Your task is to output the data exactly as it stands.

* Records supplied:
= = =

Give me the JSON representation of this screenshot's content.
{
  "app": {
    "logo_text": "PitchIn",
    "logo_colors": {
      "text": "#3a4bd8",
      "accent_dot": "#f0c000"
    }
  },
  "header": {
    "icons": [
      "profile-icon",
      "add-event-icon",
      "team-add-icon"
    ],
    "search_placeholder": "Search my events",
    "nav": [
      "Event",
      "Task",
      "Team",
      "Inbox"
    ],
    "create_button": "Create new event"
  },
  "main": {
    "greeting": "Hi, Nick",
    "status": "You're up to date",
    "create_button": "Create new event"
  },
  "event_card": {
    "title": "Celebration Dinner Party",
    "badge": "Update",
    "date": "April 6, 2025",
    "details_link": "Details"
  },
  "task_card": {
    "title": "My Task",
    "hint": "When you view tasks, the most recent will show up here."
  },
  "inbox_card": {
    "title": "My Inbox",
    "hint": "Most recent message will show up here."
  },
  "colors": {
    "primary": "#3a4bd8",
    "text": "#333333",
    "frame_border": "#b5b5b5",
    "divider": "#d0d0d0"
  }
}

= = =

* Problem solution:
Give me the JSON representation of this screenshot's content.
{
  "app": {
    "logo_text": "PitchIn",
    "logo_colors": {
      "text": "#3a4bd8",
      "accent_dot": "#f0c000"
    }
  },
  "header": {
    "icons": [
      "profile-icon",
      "add-event-icon",
      "team-add-icon"
    ],
    "search_placeholder": "Search my events",
    "nav": [
      "Event",
      "Task",
      "Team",
      "Inbox"
    ],
    "create_button": "Create new event"
  },
  "main": {
    "greeting": "Hi, Nick",
    "status": "You're up to date",
    "create_button": "Create new event"
  },
  "event_card": {
    "title": "Celebration Dinner Party",
    "badge": "Update",
    "date": "April 6, 2025",
    "details_link": "Details"
  },
  "task_card": {
    "title": "My Task",
    "hint": "When you view tasks, the most recent will show up here."
  },
  "inbox_card": {
    "title": "My Inbox",
    "hint": "Most recent message will show up here."
  },
  "colors": {
    "primary": "#3a4bd8",
    "text": "#333333",
    "frame_border": "#b5b5b5",
    "divider": "#d0d0d0"
  }
}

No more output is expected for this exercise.